Saved entries
═══
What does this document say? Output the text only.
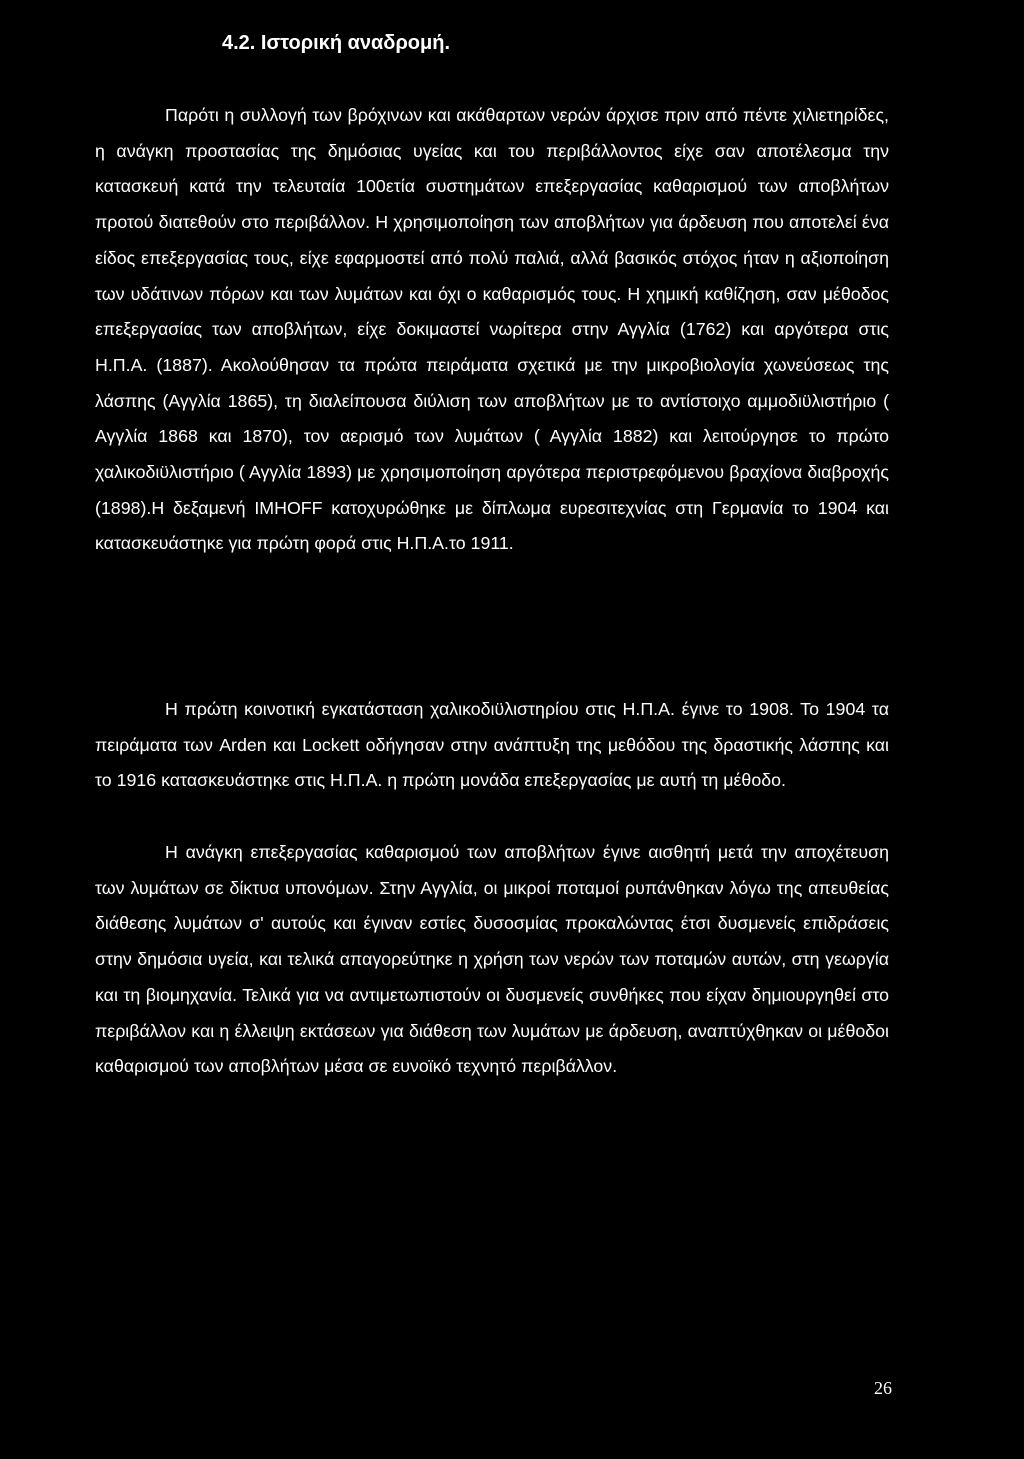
4.2. Ιστορική αναδρομή.

Παρότι η συλλογή των βρόχινων και ακάθαρτων νερών άρχισε πριν από πέντε χιλιετηρίδες, η ανάγκη προστασίας της δημόσιας υγείας και του περιβάλλοντος είχε σαν αποτέλεσμα την κατασκευή κατά την τελευταία 100ετία συστημάτων επεξεργασίας καθαρισμού των αποβλήτων προτού διατεθούν στο περιβάλλον. Η χρησιμοποίηση των αποβλήτων για άρδευση που αποτελεί ένα είδος επεξεργασίας τους, είχε εφαρμοστεί από πολύ παλιά, αλλά βασικός στόχος ήταν η αξιοποίηση των υδάτινων πόρων και των λυμάτων και όχι ο καθαρισμός τους. Η χημική καθίζηση, σαν μέθοδος επεξεργασίας των αποβλήτων, είχε δοκιμαστεί νωρίτερα στην Αγγλία (1762) και αργότερα στις Η.Π.Α. (1887). Ακολούθησαν τα πρώτα πειράματα σχετικά με την μικροβιολογία χωνεύσεως της λάσπης (Αγγλία 1865), τη διαλείπουσα διύλιση των αποβλήτων με το αντίστοιχο αμμοδιϋλιστήριο ( Αγγλία 1868 και 1870), τον αερισμό των λυμάτων ( Αγγλία 1882) και λειτούργησε το πρώτο χαλικοδιϋλιστήριο ( Αγγλία 1893) με χρησιμοποίηση αργότερα περιστρεφόμενου βραχίονα διαβροχής (1898).Η δεξαμενή IMHOFF κατοχυρώθηκε με δίπλωμα ευρεσιτεχνίας στη Γερμανία το 1904 και κατασκευάστηκε για πρώτη φορά στις Η.Π.Α.το 1911.

Η πρώτη κοινοτική εγκατάσταση χαλικοδιϋλιστηρίου στις Η.Π.Α. έγινε το 1908. Το 1904 τα πειράματα των Arden και Lockett οδήγησαν στην ανάπτυξη της μεθόδου της δραστικής λάσπης και το 1916 κατασκευάστηκε στις Η.Π.Α. η πρώτη μονάδα επεξεργασίας με αυτή τη μέθοδο.

Η ανάγκη επεξεργασίας καθαρισμού των αποβλήτων έγινε αισθητή μετά την αποχέτευση των λυμάτων σε δίκτυα υπονόμων. Στην Αγγλία, οι μικροί ποταμοί ρυπάνθηκαν λόγω της απευθείας διάθεσης λυμάτων σ' αυτούς και έγιναν εστίες δυσοσμίας προκαλώντας έτσι δυσμενείς επιδράσεις στην δημόσια υγεία, και τελικά απαγορεύτηκε η χρήση των νερών των ποταμών αυτών, στη γεωργία και τη βιομηχανία. Τελικά για να αντιμετωπιστούν οι δυσμενείς συνθήκες που είχαν δημιουργηθεί στο περιβάλλον και η έλλειψη εκτάσεων για διάθεση των λυμάτων με άρδευση, αναπτύχθηκαν οι μέθοδοι καθαρισμού των αποβλήτων μέσα σε ευνοϊκό τεχνητό περιβάλλον.

26
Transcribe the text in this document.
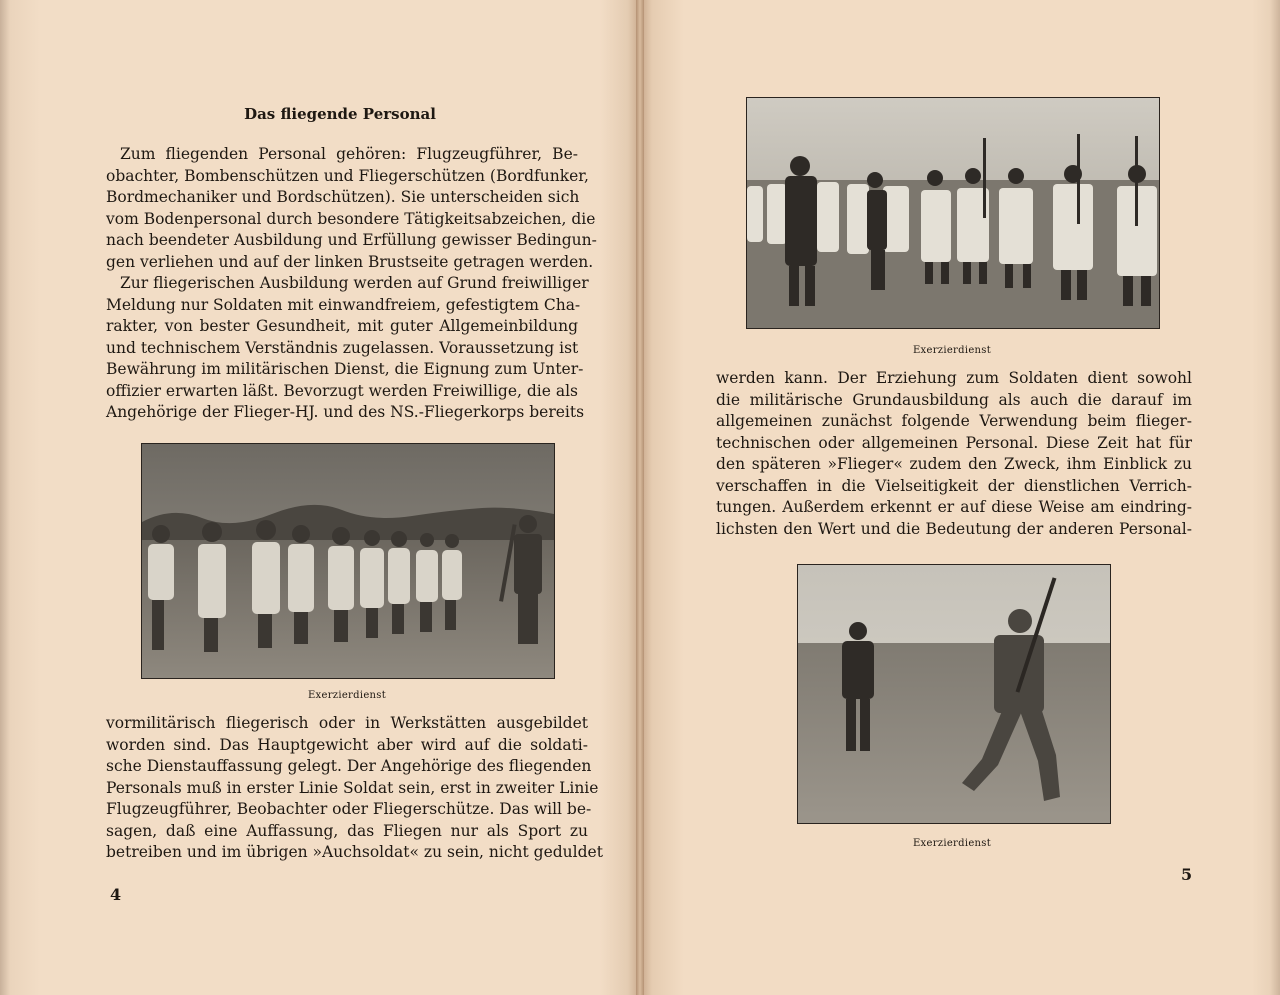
Das fliegende Personal
Zum fliegenden Personal gehören: Flugzeugführer, Be-
obachter, Bombenschützen und Fliegerschützen (Bordfunker,
Bordmechaniker und Bordschützen). Sie unterscheiden sich
vom Bodenpersonal durch besondere Tätigkeitsabzeichen, die
nach beendeter Ausbildung und Erfüllung gewisser Bedingun-
gen verliehen und auf der linken Brustseite getragen werden.
Zur fliegerischen Ausbildung werden auf Grund freiwilliger
Meldung nur Soldaten mit einwandfreiem, gefestigtem Cha-
rakter, von bester Gesundheit, mit guter Allgemeinbildung
und technischem Verständnis zugelassen. Voraussetzung ist
Bewährung im militärischen Dienst, die Eignung zum Unter-
offizier erwarten läßt. Bevorzugt werden Freiwillige, die als
Angehörige der Flieger-HJ. und des NS.-Fliegerkorps bereits
Exerzierdienst
vormilitärisch fliegerisch oder in Werkstätten ausgebildet
worden sind. Das Hauptgewicht aber wird auf die soldati-
sche Dienstauffassung gelegt. Der Angehörige des fliegenden
Personals muß in erster Linie Soldat sein, erst in zweiter Linie
Flugzeugführer, Beobachter oder Fliegerschütze. Das will be-
sagen, daß eine Auffassung, das Fliegen nur als Sport zu
betreiben und im übrigen »Auchsoldat« zu sein, nicht geduldet
4
Exerzierdienst
werden kann. Der Erziehung zum Soldaten dient sowohl
die militärische Grundausbildung als auch die darauf im
allgemeinen zunächst folgende Verwendung beim flieger-
technischen oder allgemeinen Personal. Diese Zeit hat für
den späteren »Flieger« zudem den Zweck, ihm Einblick zu
verschaffen in die Vielseitigkeit der dienstlichen Verrich-
tungen. Außerdem erkennt er auf diese Weise am eindring-
lichsten den Wert und die Bedeutung der anderen Personal-
Exerzierdienst
5
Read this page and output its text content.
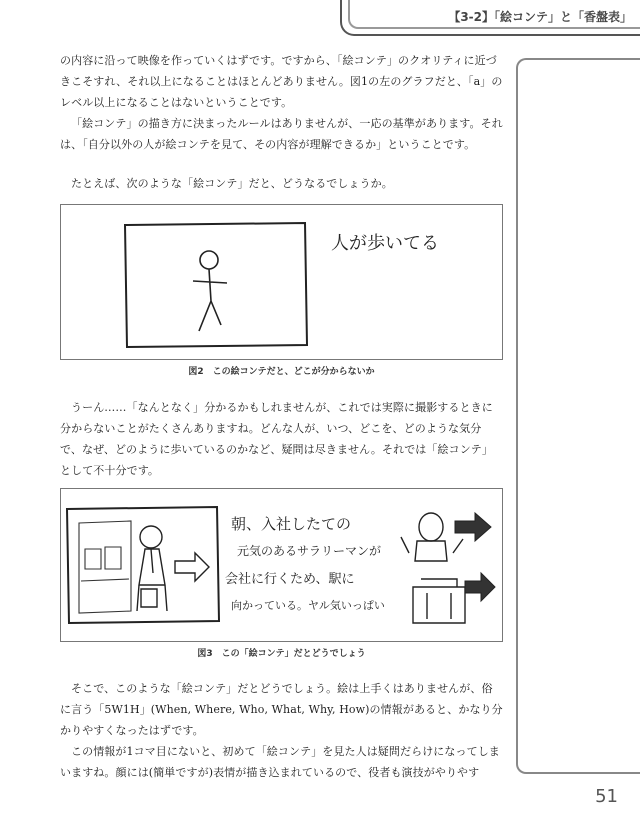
【3-2】「絵コンテ」と「香盤表」

の内容に沿って映像を作っていくはずです。ですから、「絵コンテ」のクオリティに近づきこそすれ、それ以上になることはほとんどありません。図1の左のグラフだと、「a」のレベル以上になることはないということです。

「絵コンテ」の描き方に決まったルールはありませんが、一応の基準があります。それは、「自分以外の人が絵コンテを見て、その内容が理解できるか」ということです。

たとえば、次のような「絵コンテ」だと、どうなるでしょうか。

人が歩いてる
図2　この絵コンテだと、どこが分からないか

うーん……「なんとなく」分かるかもしれませんが、これでは実際に撮影するときに分からないことがたくさんありますね。どんな人が、いつ、どこを、どのような気分で、なぜ、どのように歩いているのかなど、疑問は尽きません。それでは「絵コンテ」として不十分です。

朝、入社したての
元気のあるサラリーマンが
会社に行くため、駅に
向かっている。ヤル気いっぱい
図3　この「絵コンテ」だとどうでしょう

そこで、このような「絵コンテ」だとどうでしょう。絵は上手くはありませんが、俗に言う「5W1H」(When, Where, Who, What, Why, How)の情報があると、かなり分かりやすくなったはずです。

この情報が1コマ目にないと、初めて「絵コンテ」を見た人は疑問だらけになってしまいますね。顔には(簡単ですが)表情が描き込まれているので、役者も演技がやりやす

51
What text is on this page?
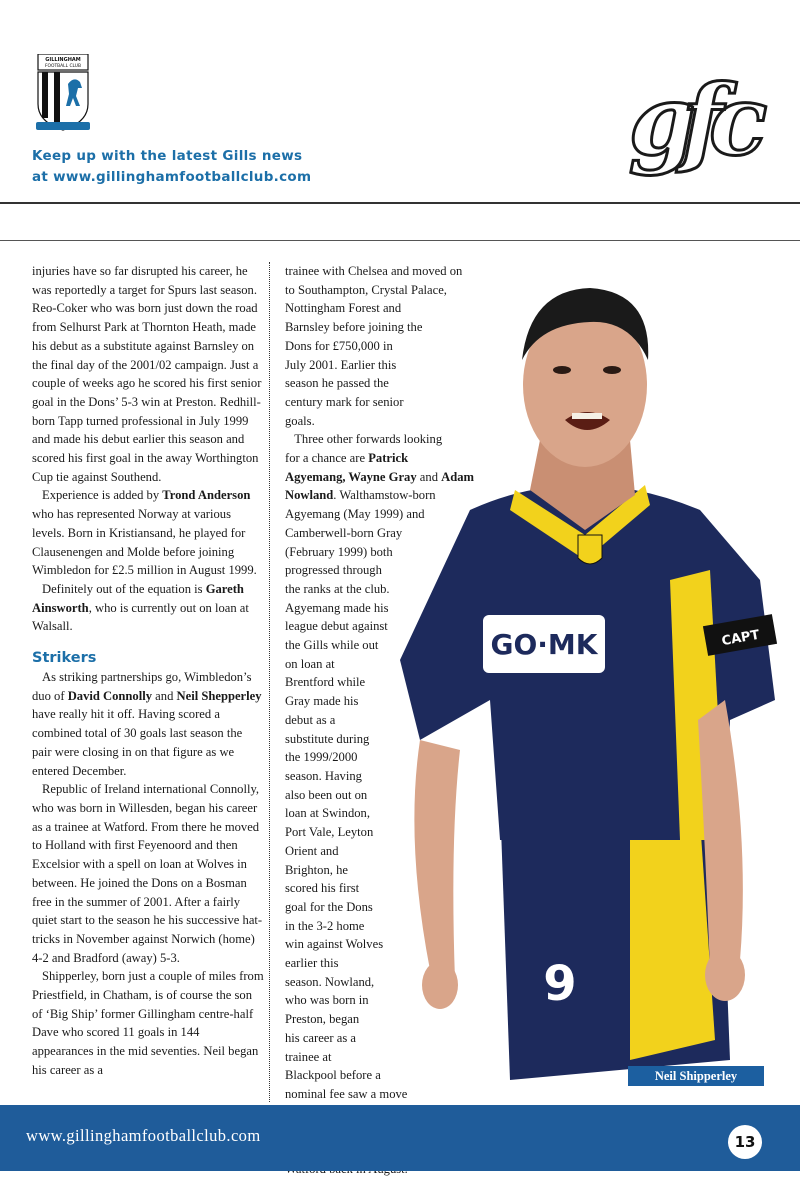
GILLINGHAM
FOOTBALL CLUB
Keep up with the latest Gills news
at www.gillinghamfootballclub.com	gfc

injuries have so far disrupted his career, he was reportedly a target for Spurs last season. Reo-Coker who was born just down the road from Selhurst Park at Thornton Heath, made his debut as a substitute against Barnsley on the final day of the 2001/02 campaign. Just a couple of weeks ago he scored his first senior goal in the Dons’ 5-3 win at Preston. Redhill-born Tapp turned professional in July 1999 and made his debut earlier this season and scored his first goal in the away Worthington Cup tie against Southend.

Experience is added by Trond Anderson who has represented Norway at various levels. Born in Kristiansand, he played for Clausenengen and Molde before joining Wimbledon for £2.5 million in August 1999.

Definitely out of the equation is Gareth Ainsworth, who is currently out on loan at Walsall.

Strikers

As striking partnerships go, Wimbledon’s duo of David Connolly and Neil Shepperley have really hit it off. Having scored a combined total of 30 goals last season the pair were closing in on that figure as we entered December.

Republic of Ireland international Connolly, who was born in Willesden, began his career as a trainee at Watford. From there he moved to Holland with first Feyenoord and then Excelsior with a spell on loan at Wolves in between. He joined the Dons on a Bosman free in the summer of 2001. After a fairly quiet start to the season he his successive hat-tricks in November against Norwich (home) 4-2 and Bradford (away) 5-3.

Shipperley, born just a couple of miles from Priestfield, in Chatham, is of course the son of ‘Big Ship’ former Gillingham centre-half Dave who scored 11 goals in 144 appearances in the mid seventies. Neil began his career as a

CAPT
GO·MK
9
trainee with Chelsea and moved on
to Southampton, Crystal Palace,
Nottingham Forest and
Barnsley before joining the
Dons for £750,000 in
July 2001. Earlier this
season he passed the
century mark for senior
goals.
Three other forwards looking
for a chance are Patrick
Agyemang, Wayne Gray and Adam
Nowland. Walthamstow-born
Agyemang (May 1999) and
Camberwell-born Gray
(February 1999) both
progressed through
the ranks at the club.
Agyemang made his
league debut against
the Gills while out
on loan at
Brentford while
Gray made his
debut as a
substitute during
the 1999/2000
season. Having
also been out on
loan at Swindon,
Port Vale, Leyton
Orient and
Brighton, he
scored his first
goal for the Dons
in the 3-2 home
win against Wolves
earlier this
season. Nowland,
who was born in
Preston, began
his career as a
trainee at
Blackpool before a
nominal fee saw a move
Neil Shipperley
www.gillinghamfootballclub.com	13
═══
**Exercise**
Reproduce every line of the listing above in which the string "Soldaten" appears.

**The answer**
Meldung nur Soldaten mit einwandfreiem, gefestigtem Cha-
werden kann. Der Erziehung zum Soldaten dient sowohl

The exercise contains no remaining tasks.